- _REQUIREMENT_: Spot each line that carries the word "NOVIEMBRE"; copy those lines.

Data records:
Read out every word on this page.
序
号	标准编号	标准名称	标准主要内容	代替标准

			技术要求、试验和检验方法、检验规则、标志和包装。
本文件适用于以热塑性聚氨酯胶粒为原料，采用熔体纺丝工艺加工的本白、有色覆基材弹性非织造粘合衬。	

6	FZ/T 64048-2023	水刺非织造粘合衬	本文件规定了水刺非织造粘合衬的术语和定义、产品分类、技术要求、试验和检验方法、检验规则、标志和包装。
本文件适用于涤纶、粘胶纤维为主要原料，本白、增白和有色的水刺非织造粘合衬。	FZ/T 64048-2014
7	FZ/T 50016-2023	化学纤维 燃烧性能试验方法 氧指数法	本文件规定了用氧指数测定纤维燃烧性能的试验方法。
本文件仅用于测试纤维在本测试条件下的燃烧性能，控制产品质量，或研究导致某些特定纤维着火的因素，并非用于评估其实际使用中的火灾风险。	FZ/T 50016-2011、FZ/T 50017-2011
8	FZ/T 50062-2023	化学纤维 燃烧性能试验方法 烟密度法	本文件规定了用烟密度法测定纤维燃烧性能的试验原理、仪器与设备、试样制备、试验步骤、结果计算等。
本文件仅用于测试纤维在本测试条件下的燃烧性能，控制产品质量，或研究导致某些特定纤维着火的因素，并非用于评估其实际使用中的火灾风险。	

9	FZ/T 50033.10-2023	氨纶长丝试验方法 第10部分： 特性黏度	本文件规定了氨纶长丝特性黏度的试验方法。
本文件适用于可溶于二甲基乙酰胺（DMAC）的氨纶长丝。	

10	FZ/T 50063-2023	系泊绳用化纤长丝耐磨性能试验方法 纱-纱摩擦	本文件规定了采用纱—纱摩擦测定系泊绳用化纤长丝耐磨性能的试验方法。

--

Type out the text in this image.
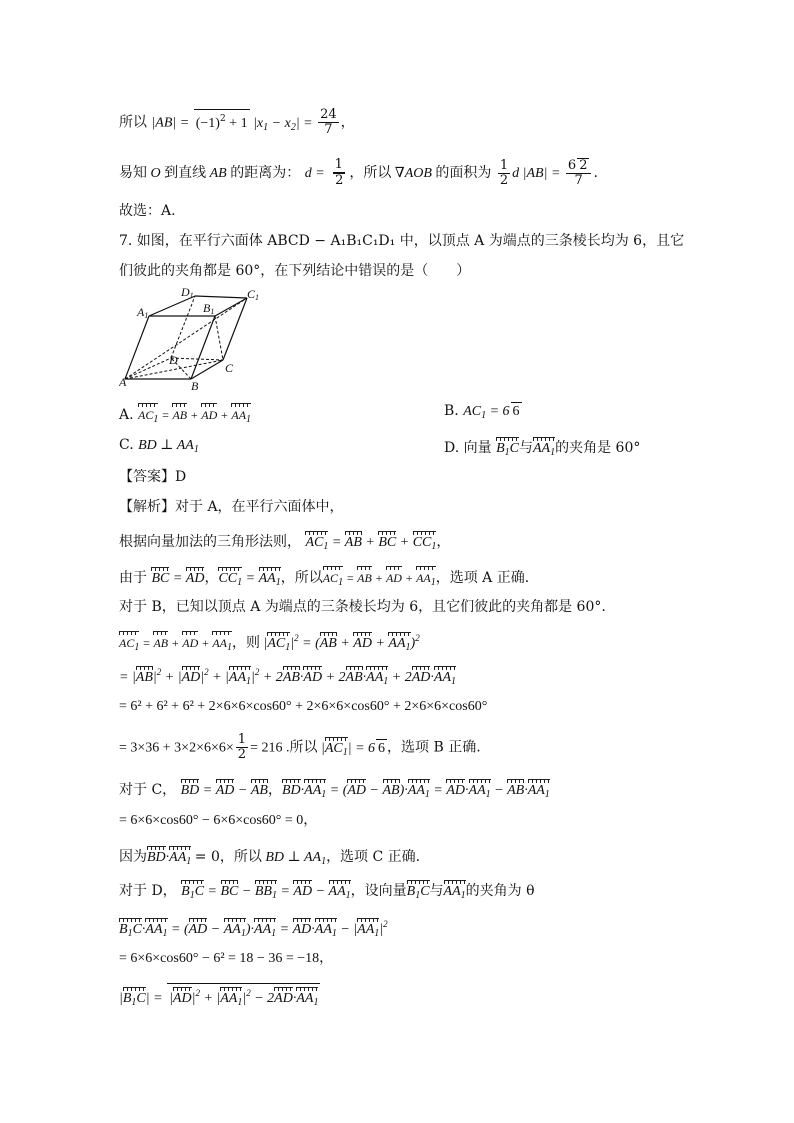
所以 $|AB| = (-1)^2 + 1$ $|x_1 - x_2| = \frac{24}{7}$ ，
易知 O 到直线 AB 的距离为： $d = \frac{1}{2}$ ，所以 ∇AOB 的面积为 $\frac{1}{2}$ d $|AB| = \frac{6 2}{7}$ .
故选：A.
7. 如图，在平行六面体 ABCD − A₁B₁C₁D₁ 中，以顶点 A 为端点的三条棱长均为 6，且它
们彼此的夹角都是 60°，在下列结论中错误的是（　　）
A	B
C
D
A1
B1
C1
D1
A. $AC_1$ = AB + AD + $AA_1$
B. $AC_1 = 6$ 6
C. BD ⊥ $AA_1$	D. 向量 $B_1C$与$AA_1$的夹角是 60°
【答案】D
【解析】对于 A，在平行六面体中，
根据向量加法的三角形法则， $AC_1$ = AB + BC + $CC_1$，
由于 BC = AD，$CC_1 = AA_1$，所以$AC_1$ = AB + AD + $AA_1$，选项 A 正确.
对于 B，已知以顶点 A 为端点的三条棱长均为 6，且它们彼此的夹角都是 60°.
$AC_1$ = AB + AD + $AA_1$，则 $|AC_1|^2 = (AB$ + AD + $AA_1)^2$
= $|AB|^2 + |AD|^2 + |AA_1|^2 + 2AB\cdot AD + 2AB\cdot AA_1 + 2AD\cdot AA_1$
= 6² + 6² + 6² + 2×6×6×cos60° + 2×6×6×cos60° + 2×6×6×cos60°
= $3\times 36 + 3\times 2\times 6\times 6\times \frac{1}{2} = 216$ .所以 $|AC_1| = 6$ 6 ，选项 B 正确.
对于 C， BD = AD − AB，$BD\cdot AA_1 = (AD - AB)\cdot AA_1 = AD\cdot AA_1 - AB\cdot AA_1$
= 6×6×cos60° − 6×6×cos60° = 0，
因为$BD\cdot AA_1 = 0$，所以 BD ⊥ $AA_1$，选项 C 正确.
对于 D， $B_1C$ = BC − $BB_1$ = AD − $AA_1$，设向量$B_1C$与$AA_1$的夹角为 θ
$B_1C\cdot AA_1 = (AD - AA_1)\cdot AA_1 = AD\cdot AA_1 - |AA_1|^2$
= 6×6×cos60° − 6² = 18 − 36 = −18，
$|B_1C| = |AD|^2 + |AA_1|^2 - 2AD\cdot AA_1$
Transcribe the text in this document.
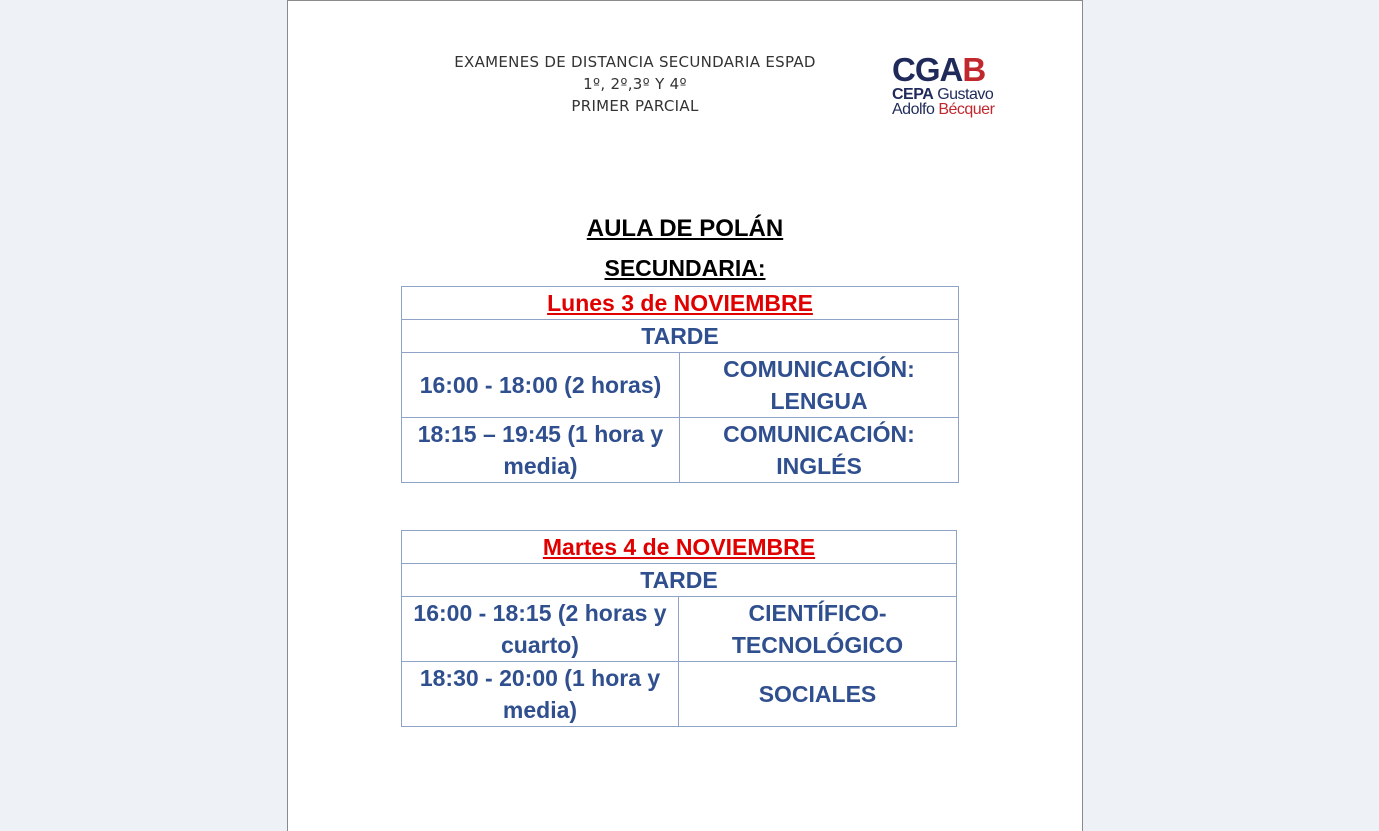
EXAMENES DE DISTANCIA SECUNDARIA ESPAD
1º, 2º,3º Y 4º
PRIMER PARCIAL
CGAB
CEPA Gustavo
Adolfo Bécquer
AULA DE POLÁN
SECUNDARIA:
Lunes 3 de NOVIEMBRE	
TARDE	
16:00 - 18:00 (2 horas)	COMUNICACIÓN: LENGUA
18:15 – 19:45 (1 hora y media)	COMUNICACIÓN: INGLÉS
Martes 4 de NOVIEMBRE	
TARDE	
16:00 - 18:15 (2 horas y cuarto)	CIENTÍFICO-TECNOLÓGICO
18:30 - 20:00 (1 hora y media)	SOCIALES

- _RESULT OF THIS TASK_:
Lunes 3 de NOVIEMBRE	
Martes 4 de NOVIEMBRE	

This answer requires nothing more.